Short task -
What follows is a set of records; restate each one word for word and drop the pictures.

====== Input rows

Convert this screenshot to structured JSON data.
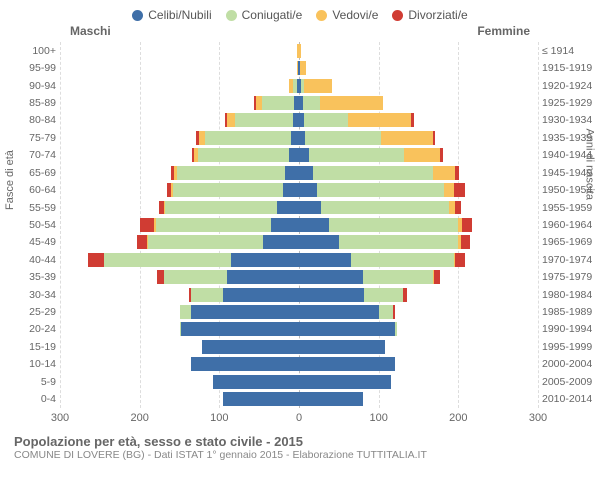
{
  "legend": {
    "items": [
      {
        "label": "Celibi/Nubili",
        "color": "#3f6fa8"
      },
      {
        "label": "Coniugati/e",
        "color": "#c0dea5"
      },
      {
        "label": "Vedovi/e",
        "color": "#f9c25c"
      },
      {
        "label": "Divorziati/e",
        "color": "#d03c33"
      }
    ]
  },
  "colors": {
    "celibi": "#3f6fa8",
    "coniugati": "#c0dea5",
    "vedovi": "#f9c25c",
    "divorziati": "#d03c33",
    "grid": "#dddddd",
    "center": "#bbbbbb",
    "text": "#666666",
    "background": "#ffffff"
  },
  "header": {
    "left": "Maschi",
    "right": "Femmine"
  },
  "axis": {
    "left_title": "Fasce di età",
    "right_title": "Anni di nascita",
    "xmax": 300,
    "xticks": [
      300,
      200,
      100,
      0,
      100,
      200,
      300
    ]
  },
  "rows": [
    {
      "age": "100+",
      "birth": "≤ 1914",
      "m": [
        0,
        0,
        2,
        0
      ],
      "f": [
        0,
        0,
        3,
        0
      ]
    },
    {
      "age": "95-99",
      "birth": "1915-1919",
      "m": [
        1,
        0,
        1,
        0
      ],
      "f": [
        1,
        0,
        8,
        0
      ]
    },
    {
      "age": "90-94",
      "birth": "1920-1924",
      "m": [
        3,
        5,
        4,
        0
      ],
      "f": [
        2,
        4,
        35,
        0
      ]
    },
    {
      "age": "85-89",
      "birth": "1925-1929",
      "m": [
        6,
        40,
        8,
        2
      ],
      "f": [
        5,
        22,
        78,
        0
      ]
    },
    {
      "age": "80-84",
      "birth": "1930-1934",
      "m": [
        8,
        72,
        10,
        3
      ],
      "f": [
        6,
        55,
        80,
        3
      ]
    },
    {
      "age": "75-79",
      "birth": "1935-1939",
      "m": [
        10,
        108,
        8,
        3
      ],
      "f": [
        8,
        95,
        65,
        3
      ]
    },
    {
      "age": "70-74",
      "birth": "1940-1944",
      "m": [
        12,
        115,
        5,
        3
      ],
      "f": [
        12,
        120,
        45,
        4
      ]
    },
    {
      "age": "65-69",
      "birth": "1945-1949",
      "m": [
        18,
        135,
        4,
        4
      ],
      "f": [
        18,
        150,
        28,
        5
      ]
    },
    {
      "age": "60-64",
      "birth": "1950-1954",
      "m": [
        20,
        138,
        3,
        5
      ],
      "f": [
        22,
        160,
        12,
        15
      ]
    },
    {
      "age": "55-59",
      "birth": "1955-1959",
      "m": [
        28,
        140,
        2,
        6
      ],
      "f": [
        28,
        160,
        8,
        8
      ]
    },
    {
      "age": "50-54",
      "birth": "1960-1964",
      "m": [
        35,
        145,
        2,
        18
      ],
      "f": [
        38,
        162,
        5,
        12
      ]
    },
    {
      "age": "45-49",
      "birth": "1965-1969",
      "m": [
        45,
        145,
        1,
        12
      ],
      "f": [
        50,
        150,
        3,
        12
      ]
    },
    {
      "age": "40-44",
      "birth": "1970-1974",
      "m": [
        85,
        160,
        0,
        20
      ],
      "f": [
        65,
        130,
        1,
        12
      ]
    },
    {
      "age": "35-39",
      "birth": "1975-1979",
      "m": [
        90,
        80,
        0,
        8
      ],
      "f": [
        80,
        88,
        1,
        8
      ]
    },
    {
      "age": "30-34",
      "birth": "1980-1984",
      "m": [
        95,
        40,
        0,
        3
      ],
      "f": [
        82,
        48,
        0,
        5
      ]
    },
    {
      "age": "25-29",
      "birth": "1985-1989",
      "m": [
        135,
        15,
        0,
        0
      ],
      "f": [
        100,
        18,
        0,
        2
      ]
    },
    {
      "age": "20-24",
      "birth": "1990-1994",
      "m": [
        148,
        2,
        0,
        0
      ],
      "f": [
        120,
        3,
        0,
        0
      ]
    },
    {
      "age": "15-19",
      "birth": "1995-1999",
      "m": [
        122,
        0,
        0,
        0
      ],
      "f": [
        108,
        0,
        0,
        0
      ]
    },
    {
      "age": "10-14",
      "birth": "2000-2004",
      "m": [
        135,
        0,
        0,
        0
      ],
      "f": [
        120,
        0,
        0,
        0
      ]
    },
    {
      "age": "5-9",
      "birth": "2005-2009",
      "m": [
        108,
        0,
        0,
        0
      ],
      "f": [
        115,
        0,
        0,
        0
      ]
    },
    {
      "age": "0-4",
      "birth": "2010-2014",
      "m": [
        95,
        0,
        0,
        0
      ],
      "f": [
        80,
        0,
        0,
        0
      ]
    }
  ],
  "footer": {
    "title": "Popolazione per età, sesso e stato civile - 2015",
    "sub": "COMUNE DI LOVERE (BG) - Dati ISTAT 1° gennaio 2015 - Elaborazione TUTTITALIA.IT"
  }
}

============

Answer below -
Convert this screenshot to structured JSON data.
{
  "legend": {
    "items": [
      {
        "label": "Celibi/Nubili",
        "color": "#3f6fa8"
      },
      {
        "label": "Coniugati/e",
        "color": "#c0dea5"
      },
      {
        "label": "Vedovi/e",
        "color": "#f9c25c"
      },
      {
        "label": "Divorziati/e",
        "color": "#d03c33"
      }
    ]
  },
  "colors": {
    "celibi": "#3f6fa8",
    "coniugati": "#c0dea5",
    "vedovi": "#f9c25c",
    "divorziati": "#d03c33",
    "grid": "#dddddd",
    "center": "#bbbbbb",
    "text": "#666666",
    "background": "#ffffff"
  },
  "header": {
    "left": "Maschi",
    "right": "Femmine"
  },
  "axis": {
    "left_title": "Fasce di età",
    "right_title": "Anni di nascita",
    "xmax": 300,
    "xticks": [
      300,
      200,
      100,
      0,
      100,
      200,
      300
    ]
  },
  "rows": [
    {
      "age": "100+",
      "birth": "≤ 1914",
      "m": [
        0,
        0,
        2,
        0
      ],
      "f": [
        0,
        0,
        3,
        0
      ]
    },
    {
      "age": "95-99",
      "birth": "1915-1919",
      "m": [
        1,
        0,
        1,
        0
      ],
      "f": [
        1,
        0,
        8,
        0
      ]
    },
    {
      "age": "90-94",
      "birth": "1920-1924",
      "m": [
        3,
        5,
        4,
        0
      ],
      "f": [
        2,
        4,
        35,
        0
      ]
    },
    {
      "age": "85-89",
      "birth": "1925-1929",
      "m": [
        6,
        40,
        8,
        2
      ],
      "f": [
        5,
        22,
        78,
        0
      ]
    },
    {
      "age": "80-84",
      "birth": "1930-1934",
      "m": [
        8,
        72,
        10,
        3
      ],
      "f": [
        6,
        55,
        80,
        3
      ]
    },
    {
      "age": "75-79",
      "birth": "1935-1939",
      "m": [
        10,
        108,
        8,
        3
      ],
      "f": [
        8,
        95,
        65,
        3
      ]
    },
    {
      "age": "70-74",
      "birth": "1940-1944",
      "m": [
        12,
        115,
        5,
        3
      ],
      "f": [
        12,
        120,
        45,
        4
      ]
    },
    {
      "age": "65-69",
      "birth": "1945-1949",
      "m": [
        18,
        135,
        4,
        4
      ],
      "f": [
        18,
        150,
        28,
        5
      ]
    },
    {
      "age": "60-64",
      "birth": "1950-1954",
      "m": [
        20,
        138,
        3,
        5
      ],
      "f": [
        22,
        160,
        12,
        15
      ]
    },
    {
      "age": "55-59",
      "birth": "1955-1959",
      "m": [
        28,
        140,
        2,
        6
      ],
      "f": [
        28,
        160,
        8,
        8
      ]
    },
    {
      "age": "50-54",
      "birth": "1960-1964",
      "m": [
        35,
        145,
        2,
        18
      ],
      "f": [
        38,
        162,
        5,
        12
      ]
    },
    {
      "age": "45-49",
      "birth": "1965-1969",
      "m": [
        45,
        145,
        1,
        12
      ],
      "f": [
        50,
        150,
        3,
        12
      ]
    },
    {
      "age": "40-44",
      "birth": "1970-1974",
      "m": [
        85,
        160,
        0,
        20
      ],
      "f": [
        65,
        130,
        1,
        12
      ]
    },
    {
      "age": "35-39",
      "birth": "1975-1979",
      "m": [
        90,
        80,
        0,
        8
      ],
      "f": [
        80,
        88,
        1,
        8
      ]
    },
    {
      "age": "30-34",
      "birth": "1980-1984",
      "m": [
        95,
        40,
        0,
        3
      ],
      "f": [
        82,
        48,
        0,
        5
      ]
    },
    {
      "age": "25-29",
      "birth": "1985-1989",
      "m": [
        135,
        15,
        0,
        0
      ],
      "f": [
        100,
        18,
        0,
        2
      ]
    },
    {
      "age": "20-24",
      "birth": "1990-1994",
      "m": [
        148,
        2,
        0,
        0
      ],
      "f": [
        120,
        3,
        0,
        0
      ]
    },
    {
      "age": "15-19",
      "birth": "1995-1999",
      "m": [
        122,
        0,
        0,
        0
      ],
      "f": [
        108,
        0,
        0,
        0
      ]
    },
    {
      "age": "10-14",
      "birth": "2000-2004",
      "m": [
        135,
        0,
        0,
        0
      ],
      "f": [
        120,
        0,
        0,
        0
      ]
    },
    {
      "age": "5-9",
      "birth": "2005-2009",
      "m": [
        108,
        0,
        0,
        0
      ],
      "f": [
        115,
        0,
        0,
        0
      ]
    },
    {
      "age": "0-4",
      "birth": "2010-2014",
      "m": [
        95,
        0,
        0,
        0
      ],
      "f": [
        80,
        0,
        0,
        0
      ]
    }
  ],
  "footer": {
    "title": "Popolazione per età, sesso e stato civile - 2015",
    "sub": "COMUNE DI LOVERE (BG) - Dati ISTAT 1° gennaio 2015 - Elaborazione TUTTITALIA.IT"
  }
}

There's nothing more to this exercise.